DIRECTIVE: Copy the records below line for line, leaving every character as it is.
___ ENTRIES
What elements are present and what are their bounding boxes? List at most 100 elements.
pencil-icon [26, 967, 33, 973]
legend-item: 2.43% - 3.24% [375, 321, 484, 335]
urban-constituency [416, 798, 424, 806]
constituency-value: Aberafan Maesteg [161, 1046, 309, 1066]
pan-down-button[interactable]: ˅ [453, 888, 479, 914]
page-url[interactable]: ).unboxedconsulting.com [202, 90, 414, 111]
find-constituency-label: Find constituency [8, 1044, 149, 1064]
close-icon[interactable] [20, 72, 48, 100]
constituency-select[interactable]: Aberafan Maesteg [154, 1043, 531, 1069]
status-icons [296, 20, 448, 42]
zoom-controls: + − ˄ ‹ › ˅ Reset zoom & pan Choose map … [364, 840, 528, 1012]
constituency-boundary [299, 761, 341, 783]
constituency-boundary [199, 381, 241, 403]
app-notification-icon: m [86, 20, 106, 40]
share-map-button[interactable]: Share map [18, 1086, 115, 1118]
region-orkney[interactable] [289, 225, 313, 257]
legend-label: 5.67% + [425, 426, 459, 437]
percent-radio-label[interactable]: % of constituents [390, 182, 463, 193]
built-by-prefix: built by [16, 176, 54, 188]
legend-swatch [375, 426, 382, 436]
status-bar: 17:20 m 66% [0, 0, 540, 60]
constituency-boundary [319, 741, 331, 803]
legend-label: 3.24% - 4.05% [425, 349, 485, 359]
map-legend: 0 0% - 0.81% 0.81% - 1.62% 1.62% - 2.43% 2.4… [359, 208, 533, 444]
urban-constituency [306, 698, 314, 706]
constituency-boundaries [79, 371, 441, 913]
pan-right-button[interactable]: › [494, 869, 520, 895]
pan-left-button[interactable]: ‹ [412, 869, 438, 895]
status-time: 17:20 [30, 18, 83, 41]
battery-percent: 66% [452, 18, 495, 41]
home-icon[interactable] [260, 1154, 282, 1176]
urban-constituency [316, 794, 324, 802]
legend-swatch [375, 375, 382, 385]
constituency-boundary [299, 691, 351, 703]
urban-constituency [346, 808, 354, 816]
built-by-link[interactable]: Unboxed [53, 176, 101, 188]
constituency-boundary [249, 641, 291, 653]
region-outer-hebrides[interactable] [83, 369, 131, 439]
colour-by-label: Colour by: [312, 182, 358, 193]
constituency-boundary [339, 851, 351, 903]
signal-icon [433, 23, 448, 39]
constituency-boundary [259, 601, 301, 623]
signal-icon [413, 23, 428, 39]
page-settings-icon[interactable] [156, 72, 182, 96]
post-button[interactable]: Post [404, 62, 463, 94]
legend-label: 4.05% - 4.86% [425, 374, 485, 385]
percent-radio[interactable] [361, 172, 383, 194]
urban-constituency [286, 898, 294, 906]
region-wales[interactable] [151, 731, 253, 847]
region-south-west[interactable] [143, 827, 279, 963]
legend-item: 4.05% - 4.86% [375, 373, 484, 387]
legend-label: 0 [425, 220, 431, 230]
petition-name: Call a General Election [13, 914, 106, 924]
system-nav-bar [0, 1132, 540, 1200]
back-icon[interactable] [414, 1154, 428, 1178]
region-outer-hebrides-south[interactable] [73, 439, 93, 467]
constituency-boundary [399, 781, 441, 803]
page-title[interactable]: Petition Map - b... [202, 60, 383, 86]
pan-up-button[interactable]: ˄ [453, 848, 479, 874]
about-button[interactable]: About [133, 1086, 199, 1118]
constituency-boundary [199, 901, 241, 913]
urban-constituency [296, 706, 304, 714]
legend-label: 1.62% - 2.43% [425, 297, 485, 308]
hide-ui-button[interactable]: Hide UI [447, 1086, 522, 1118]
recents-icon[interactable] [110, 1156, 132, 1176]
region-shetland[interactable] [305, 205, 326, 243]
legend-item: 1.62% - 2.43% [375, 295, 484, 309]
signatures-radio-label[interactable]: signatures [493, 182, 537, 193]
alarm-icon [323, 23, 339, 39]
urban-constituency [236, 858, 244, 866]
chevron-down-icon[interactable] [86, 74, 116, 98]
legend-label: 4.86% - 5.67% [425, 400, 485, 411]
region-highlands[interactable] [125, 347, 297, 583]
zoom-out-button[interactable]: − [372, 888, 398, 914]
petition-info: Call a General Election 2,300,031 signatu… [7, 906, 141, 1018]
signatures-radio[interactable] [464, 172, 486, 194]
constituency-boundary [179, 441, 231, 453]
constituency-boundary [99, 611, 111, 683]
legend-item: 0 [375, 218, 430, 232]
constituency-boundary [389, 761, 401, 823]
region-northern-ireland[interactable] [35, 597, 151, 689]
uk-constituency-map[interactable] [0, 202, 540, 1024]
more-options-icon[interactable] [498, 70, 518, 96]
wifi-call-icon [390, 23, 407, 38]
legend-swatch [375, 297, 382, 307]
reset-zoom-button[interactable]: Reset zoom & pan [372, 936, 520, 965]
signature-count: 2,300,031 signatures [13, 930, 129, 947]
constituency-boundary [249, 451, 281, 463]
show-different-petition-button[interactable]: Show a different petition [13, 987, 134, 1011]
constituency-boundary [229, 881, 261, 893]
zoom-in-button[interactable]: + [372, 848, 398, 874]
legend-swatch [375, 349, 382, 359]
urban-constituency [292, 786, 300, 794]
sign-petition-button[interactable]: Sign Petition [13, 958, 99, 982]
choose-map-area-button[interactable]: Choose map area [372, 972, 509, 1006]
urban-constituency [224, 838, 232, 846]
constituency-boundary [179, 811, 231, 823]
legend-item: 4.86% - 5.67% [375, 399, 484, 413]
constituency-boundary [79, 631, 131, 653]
______
EXERCISE OUTPUT:
What elements are present and what are their bounding boxes? List at most 100 elements.
pencil-icon [26, 967, 33, 973]
legend-item: 2.43% - 3.24% [375, 321, 484, 335]
urban-constituency [416, 798, 424, 806]
constituency-value: Aberafan Maesteg [161, 1046, 309, 1066]
pan-down-button[interactable]: ˅ [453, 888, 479, 914]
page-url[interactable]: ).unboxedconsulting.com [202, 90, 414, 111]
find-constituency-label: Find constituency [8, 1044, 149, 1064]
close-icon[interactable] [20, 72, 48, 100]
constituency-select[interactable]: Aberafan Maesteg [154, 1043, 531, 1069]
status-icons [296, 20, 448, 42]
zoom-controls: + − ˄ ‹ › ˅ Reset zoom & pan Choose map … [364, 840, 528, 1012]
constituency-boundary [299, 761, 341, 783]
constituency-boundary [199, 381, 241, 403]
app-notification-icon: m [86, 20, 106, 40]
share-map-button[interactable]: Share map [18, 1086, 115, 1118]
region-orkney[interactable] [289, 225, 313, 257]
legend-label: 5.67% + [425, 426, 459, 437]
percent-radio-label[interactable]: % of constituents [390, 182, 463, 193]
built-by-prefix: built by [16, 176, 54, 188]
legend-swatch [375, 426, 382, 436]
status-bar: 17:20 m 66% [0, 0, 540, 60]
constituency-boundary [319, 741, 331, 803]
legend-label: 3.24% - 4.05% [425, 349, 485, 359]
map-legend: 0 0% - 0.81% 0.81% - 1.62% 1.62% - 2.43% 2.4… [359, 208, 533, 444]
urban-constituency [306, 698, 314, 706]
constituency-boundaries [79, 371, 441, 913]
pan-right-button[interactable]: › [494, 869, 520, 895]
pan-left-button[interactable]: ‹ [412, 869, 438, 895]
status-time: 17:20 [30, 18, 83, 41]
battery-percent: 66% [452, 18, 495, 41]
home-icon[interactable] [260, 1154, 282, 1176]
urban-constituency [316, 794, 324, 802]
legend-swatch [375, 375, 382, 385]
constituency-boundary [299, 691, 351, 703]
urban-constituency [346, 808, 354, 816]
built-by-link[interactable]: Unboxed [53, 176, 101, 188]
constituency-boundary [249, 641, 291, 653]
region-outer-hebrides[interactable] [83, 369, 131, 439]
colour-by-label: Colour by: [312, 182, 358, 193]
constituency-boundary [339, 851, 351, 903]
signal-icon [433, 23, 448, 39]
constituency-boundary [259, 601, 301, 623]
signal-icon [413, 23, 428, 39]
page-settings-icon[interactable] [156, 72, 182, 96]
post-button[interactable]: Post [404, 62, 463, 94]
legend-label: 4.05% - 4.86% [425, 374, 485, 385]
percent-radio[interactable] [361, 172, 383, 194]
urban-constituency [286, 898, 294, 906]
region-wales[interactable] [151, 731, 253, 847]
region-south-west[interactable] [143, 827, 279, 963]
legend-item: 4.05% - 4.86% [375, 373, 484, 387]
legend-label: 0 [425, 220, 431, 230]
petition-name: Call a General Election [13, 914, 106, 924]
system-nav-bar [0, 1132, 540, 1200]
back-icon[interactable] [414, 1154, 428, 1178]
region-outer-hebrides-south[interactable] [73, 439, 93, 467]
constituency-boundary [399, 781, 441, 803]
page-title[interactable]: Petition Map - b... [202, 60, 383, 86]
pan-up-button[interactable]: ˄ [453, 848, 479, 874]
about-button[interactable]: About [133, 1086, 199, 1118]
constituency-boundary [199, 901, 241, 913]
urban-constituency [296, 706, 304, 714]
legend-label: 1.62% - 2.43% [425, 297, 485, 308]
hide-ui-button[interactable]: Hide UI [447, 1086, 522, 1118]
recents-icon[interactable] [110, 1156, 132, 1176]
region-shetland[interactable] [305, 205, 326, 243]
legend-item: 1.62% - 2.43% [375, 295, 484, 309]
signatures-radio-label[interactable]: signatures [493, 182, 537, 193]
alarm-icon [323, 23, 339, 39]
urban-constituency [236, 858, 244, 866]
chevron-down-icon[interactable] [86, 74, 116, 98]
legend-label: 4.86% - 5.67% [425, 400, 485, 411]
region-highlands[interactable] [125, 347, 297, 583]
zoom-out-button[interactable]: − [372, 888, 398, 914]
petition-info: Call a General Election 2,300,031 signatu… [7, 906, 141, 1018]
signatures-radio[interactable] [464, 172, 486, 194]
constituency-boundary [179, 441, 231, 453]
constituency-boundary [99, 611, 111, 683]
legend-item: 0 [375, 218, 430, 232]
constituency-boundary [389, 761, 401, 823]
region-northern-ireland[interactable] [35, 597, 151, 689]
uk-constituency-map[interactable] [0, 202, 540, 1024]
more-options-icon[interactable] [498, 70, 518, 96]
wifi-call-icon [390, 23, 407, 38]
legend-swatch [375, 297, 382, 307]
reset-zoom-button[interactable]: Reset zoom & pan [372, 936, 520, 965]
signature-count: 2,300,031 signatures [13, 930, 129, 947]
constituency-boundary [249, 451, 281, 463]
show-different-petition-button[interactable]: Show a different petition [13, 987, 134, 1011]
constituency-boundary [229, 881, 261, 893]
zoom-in-button[interactable]: + [372, 848, 398, 874]
legend-swatch [375, 349, 382, 359]
urban-constituency [292, 786, 300, 794]
sign-petition-button[interactable]: Sign Petition [13, 958, 99, 982]
choose-map-area-button[interactable]: Choose map area [372, 972, 509, 1006]
urban-constituency [224, 838, 232, 846]
constituency-boundary [179, 811, 231, 823]
legend-item: 4.86% - 5.67% [375, 399, 484, 413]
constituency-boundary [79, 631, 131, 653]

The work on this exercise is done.